Work to complete
Pictures stay out of your copy, but everything else in the records below must be repeated exactly.

--- BEGIN Data to use ---

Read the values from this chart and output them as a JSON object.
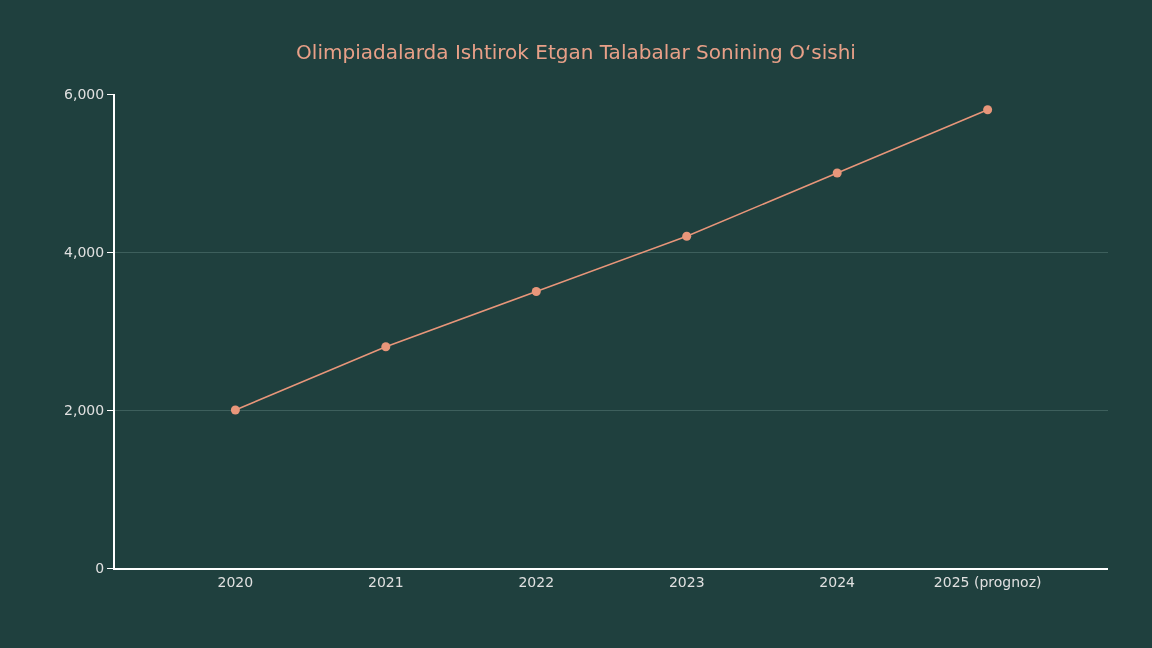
{
  "chart_data": {
    "type": "line",
    "title": "Olimpiadalarda Ishtirok Etgan Talabalar Sonining O‘sishi",
    "categories": [
      "2020",
      "2021",
      "2022",
      "2023",
      "2024",
      "2025 (prognoz)"
    ],
    "series": [
      {
        "color": "#e8967a",
        "values": [
          2000,
          2800,
          3500,
          4200,
          5000,
          5800
        ]
      }
    ],
    "ylim": [
      0,
      6000
    ],
    "yticks": [
      {
        "value": 0,
        "label": "0"
      },
      {
        "value": 2000,
        "label": "2,000"
      },
      {
        "value": 4000,
        "label": "4,000"
      },
      {
        "value": 6000,
        "label": "6,000"
      }
    ],
    "grid": "y",
    "marker": "circle",
    "line_style": "solid"
  }
}
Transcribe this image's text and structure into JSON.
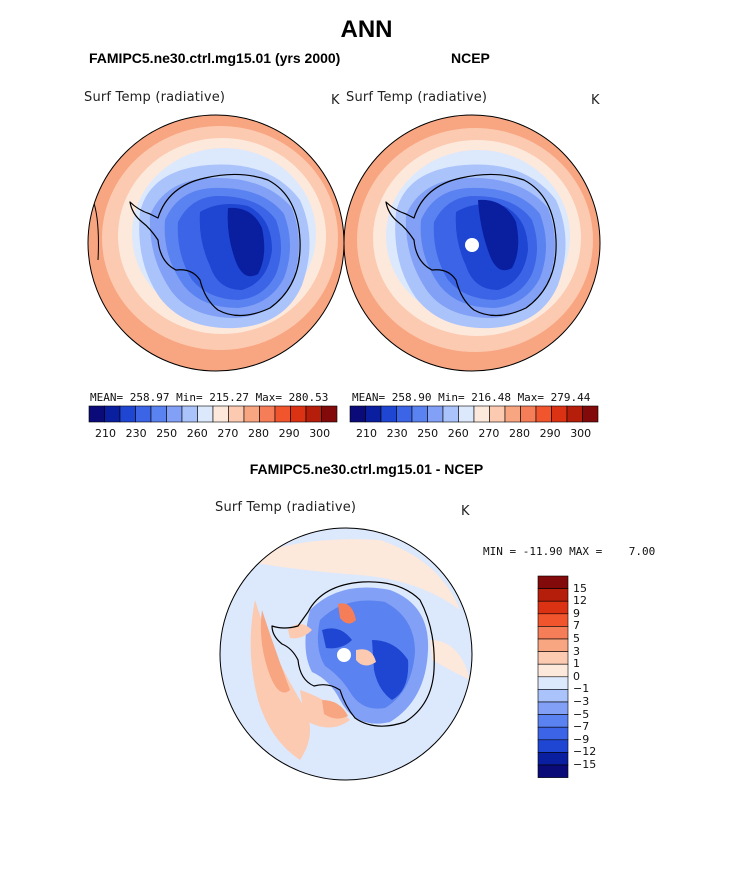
{
  "title": "ANN",
  "panels": [
    {
      "case_label": "FAMIPC5.ne30.ctrl.mg15.01 (yrs 2000)",
      "variable": "Surf Temp (radiative)",
      "units": "K",
      "stats": {
        "mean": "258.97",
        "min": "215.27",
        "max": "280.53"
      },
      "stats_text": "MEAN= 258.97  Min= 215.27  Max= 280.53"
    },
    {
      "case_label": "NCEP",
      "variable": "Surf Temp (radiative)",
      "units": "K",
      "stats": {
        "mean": "258.90",
        "min": "216.48",
        "max": "279.44"
      },
      "stats_text": "MEAN= 258.90  Min= 216.48  Max= 279.44"
    }
  ],
  "diff_panel": {
    "case_label": "FAMIPC5.ne30.ctrl.mg15.01 - NCEP",
    "variable": "Surf Temp (radiative)",
    "units": "K",
    "min_max_text": "MIN = -11.90 MAX =    7.00"
  },
  "top_colorbar": {
    "labels": [
      "210",
      "230",
      "250",
      "260",
      "270",
      "280",
      "290",
      "300"
    ],
    "colors": [
      "#0a0a78",
      "#0a1ea0",
      "#1e46d2",
      "#3c64e6",
      "#5a82f0",
      "#82a0f5",
      "#aac3fa",
      "#dce8fc",
      "#fde8dc",
      "#fccab0",
      "#f8a582",
      "#f57e58",
      "#f0552d",
      "#dc3214",
      "#b41e0a",
      "#820a0a"
    ]
  },
  "diff_colorbar": {
    "labels": [
      "15",
      "12",
      "9",
      "7",
      "5",
      "3",
      "1",
      "0",
      "−1",
      "−3",
      "−5",
      "−7",
      "−9",
      "−12",
      "−15"
    ],
    "colors": [
      "#820a0a",
      "#b41e0a",
      "#dc3214",
      "#f0552d",
      "#f57e58",
      "#f8a582",
      "#fccab0",
      "#fde8dc",
      "#dce8fc",
      "#aac3fa",
      "#82a0f5",
      "#5a82f0",
      "#3c64e6",
      "#1e46d2",
      "#0a1ea0",
      "#0a0a78"
    ]
  },
  "map_colors": {
    "warm_outer": "#f8a582",
    "warm_mid": "#fccab0",
    "warm_light": "#fde8dc",
    "cool_light": "#dce8fc",
    "cool_1": "#aac3fa",
    "cool_2": "#82a0f5",
    "cool_3": "#5a82f0",
    "cool_4": "#3c64e6",
    "cool_5": "#1e46d2",
    "cool_6": "#0a1ea0"
  }
}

--- END Data to use ---

Task response
Read the values from this chart and output them as a JSON object.
{
  "chart_data": {
    "type": "line",
    "title": "Olimpiadalarda Ishtirok Etgan Talabalar Sonining O‘sishi",
    "categories": [
      "2020",
      "2021",
      "2022",
      "2023",
      "2024",
      "2025 (prognoz)"
    ],
    "series": [
      {
        "color": "#e8967a",
        "values": [
          2000,
          2800,
          3500,
          4200,
          5000,
          5800
        ]
      }
    ],
    "ylim": [
      0,
      6000
    ],
    "yticks": [
      {
        "value": 0,
        "label": "0"
      },
      {
        "value": 2000,
        "label": "2,000"
      },
      {
        "value": 4000,
        "label": "4,000"
      },
      {
        "value": 6000,
        "label": "6,000"
      }
    ],
    "grid": "y",
    "marker": "circle",
    "line_style": "solid"
  }
}
Transcribe this image's text and structure into JSON.
{
  "title": "ANN",
  "panels": [
    {
      "case_label": "FAMIPC5.ne30.ctrl.mg15.01 (yrs 2000)",
      "variable": "Surf Temp (radiative)",
      "units": "K",
      "stats": {
        "mean": "258.97",
        "min": "215.27",
        "max": "280.53"
      },
      "stats_text": "MEAN= 258.97  Min= 215.27  Max= 280.53"
    },
    {
      "case_label": "NCEP",
      "variable": "Surf Temp (radiative)",
      "units": "K",
      "stats": {
        "mean": "258.90",
        "min": "216.48",
        "max": "279.44"
      },
      "stats_text": "MEAN= 258.90  Min= 216.48  Max= 279.44"
    }
  ],
  "diff_panel": {
    "case_label": "FAMIPC5.ne30.ctrl.mg15.01 - NCEP",
    "variable": "Surf Temp (radiative)",
    "units": "K",
    "min_max_text": "MIN = -11.90 MAX =    7.00"
  },
  "top_colorbar": {
    "labels": [
      "210",
      "230",
      "250",
      "260",
      "270",
      "280",
      "290",
      "300"
    ],
    "colors": [
      "#0a0a78",
      "#0a1ea0",
      "#1e46d2",
      "#3c64e6",
      "#5a82f0",
      "#82a0f5",
      "#aac3fa",
      "#dce8fc",
      "#fde8dc",
      "#fccab0",
      "#f8a582",
      "#f57e58",
      "#f0552d",
      "#dc3214",
      "#b41e0a",
      "#820a0a"
    ]
  },
  "diff_colorbar": {
    "labels": [
      "15",
      "12",
      "9",
      "7",
      "5",
      "3",
      "1",
      "0",
      "−1",
      "−3",
      "−5",
      "−7",
      "−9",
      "−12",
      "−15"
    ],
    "colors": [
      "#820a0a",
      "#b41e0a",
      "#dc3214",
      "#f0552d",
      "#f57e58",
      "#f8a582",
      "#fccab0",
      "#fde8dc",
      "#dce8fc",
      "#aac3fa",
      "#82a0f5",
      "#5a82f0",
      "#3c64e6",
      "#1e46d2",
      "#0a1ea0",
      "#0a0a78"
    ]
  },
  "map_colors": {
    "warm_outer": "#f8a582",
    "warm_mid": "#fccab0",
    "warm_light": "#fde8dc",
    "cool_light": "#dce8fc",
    "cool_1": "#aac3fa",
    "cool_2": "#82a0f5",
    "cool_3": "#5a82f0",
    "cool_4": "#3c64e6",
    "cool_5": "#1e46d2",
    "cool_6": "#0a1ea0"
  }
}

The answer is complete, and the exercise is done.